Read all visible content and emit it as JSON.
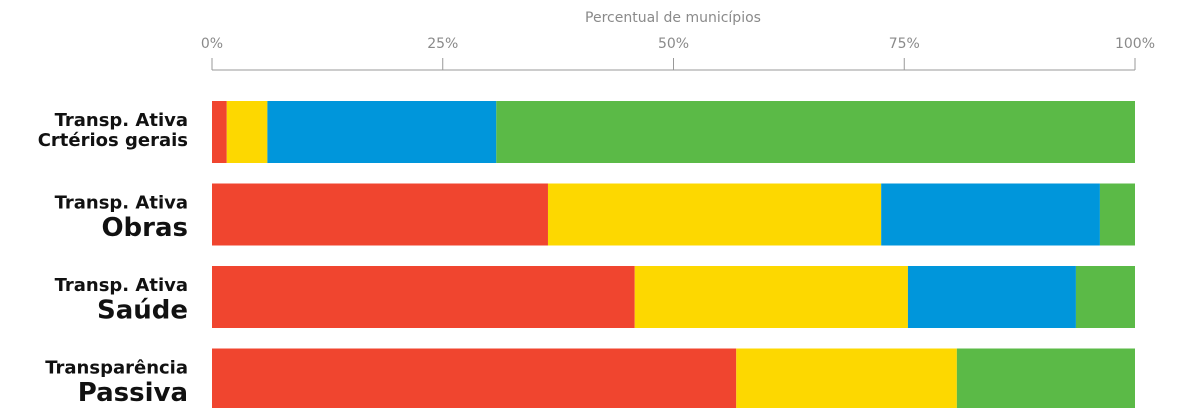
{
  "chart_data": {
    "type": "stacked-barh",
    "xlabel": "Percentual de municípios",
    "categories": [
      [
        "Transp. Ativa",
        "Crtérios gerais"
      ],
      [
        "Transp. Ativa",
        "Obras"
      ],
      [
        "Transp. Ativa",
        "Saúde"
      ],
      [
        "Transparência",
        "Passiva"
      ]
    ],
    "series": [
      {
        "color": "#f0452f",
        "values": [
          1.6,
          36.4,
          45.8,
          56.8
        ]
      },
      {
        "color": "#fdd800",
        "values": [
          4.4,
          36.1,
          29.6,
          23.9
        ]
      },
      {
        "color": "#0096db",
        "values": [
          24.8,
          23.7,
          18.2,
          0
        ]
      },
      {
        "color": "#5bba47",
        "values": [
          69.2,
          3.8,
          6.4,
          19.3
        ]
      }
    ],
    "xlim": [
      0,
      100
    ],
    "xticks": [
      {
        "value": 0,
        "label": "0%"
      },
      {
        "value": 25,
        "label": "25%"
      },
      {
        "value": 50,
        "label": "50%"
      },
      {
        "value": 75,
        "label": "75%"
      },
      {
        "value": 100,
        "label": "100%"
      }
    ]
  }
}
····················
> INSTRUCTIONS FOR THE TASK
Copy down every line of the entries containing the word "color".

> REPLY TO THE EXERCISE
        "color": "#f0452f",
        "color": "#fdd800",
        "color": "#0096db",
        "color": "#5bba47",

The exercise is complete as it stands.